▶ Exercise details:
Scan the entries below for the word "name". Copy each line that has it.

▶ Structured figure records:
---
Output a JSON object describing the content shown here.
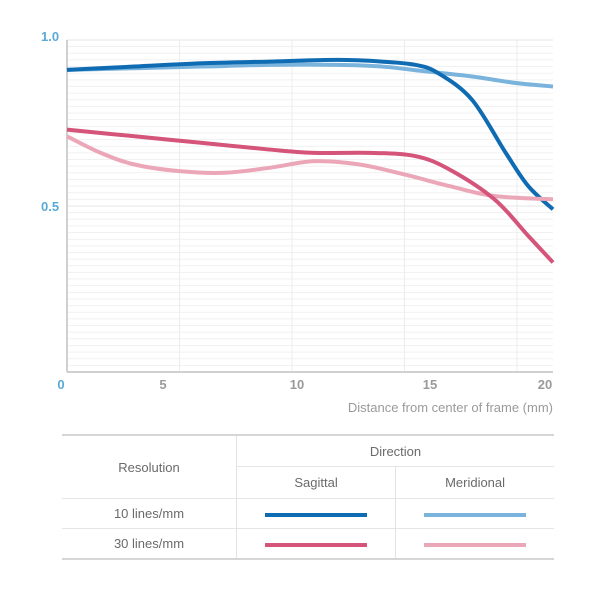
{
  "chart_data": {
    "type": "line",
    "xlabel": "Distance from center of frame (mm)",
    "ylabel": "",
    "xlim": [
      0,
      21.6
    ],
    "ylim": [
      0,
      1.0
    ],
    "x_ticks": [
      0,
      5,
      10,
      15,
      20
    ],
    "x_tick_labels": [
      "0",
      "5",
      "10",
      "15",
      "20"
    ],
    "y_ticks": [
      0.5,
      1.0
    ],
    "y_tick_labels": [
      "0.5",
      "1.0"
    ],
    "grid": true,
    "series": [
      {
        "name": "10 lines/mm Sagittal",
        "color": "#0f6bb2",
        "x": [
          0,
          3,
          6,
          9,
          12,
          14,
          15.5,
          16.5,
          18,
          19.5,
          20.5,
          21.6
        ],
        "y": [
          0.91,
          0.92,
          0.93,
          0.935,
          0.94,
          0.935,
          0.925,
          0.9,
          0.82,
          0.66,
          0.56,
          0.49
        ]
      },
      {
        "name": "10 lines/mm Meridional",
        "color": "#7ab4dc",
        "x": [
          0,
          3,
          6,
          9,
          12,
          14,
          16,
          18,
          20,
          21.6
        ],
        "y": [
          0.91,
          0.915,
          0.92,
          0.925,
          0.925,
          0.92,
          0.905,
          0.89,
          0.87,
          0.86
        ]
      },
      {
        "name": "30 lines/mm Sagittal",
        "color": "#d4547a",
        "x": [
          0,
          3,
          6,
          9,
          11,
          13.5,
          15.5,
          17,
          19,
          20.5,
          21.6
        ],
        "y": [
          0.73,
          0.71,
          0.69,
          0.67,
          0.66,
          0.66,
          0.65,
          0.61,
          0.52,
          0.41,
          0.33
        ]
      },
      {
        "name": "30 lines/mm Meridional",
        "color": "#eba7b8",
        "x": [
          0,
          1.5,
          3,
          5,
          7,
          9,
          11,
          13,
          15,
          17,
          19,
          21.6
        ],
        "y": [
          0.71,
          0.66,
          0.625,
          0.605,
          0.6,
          0.615,
          0.635,
          0.625,
          0.595,
          0.56,
          0.53,
          0.52
        ]
      }
    ],
    "legend": {
      "header_resolution": "Resolution",
      "header_direction": "Direction",
      "sub_sagittal": "Sagittal",
      "sub_meridional": "Meridional",
      "rows": [
        "10 lines/mm",
        "30 lines/mm"
      ]
    }
  }
}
---
▶ The response:
        "name": "10 lines/mm Sagittal",
        "name": "10 lines/mm Meridional",
        "name": "30 lines/mm Sagittal",
        "name": "30 lines/mm Meridional",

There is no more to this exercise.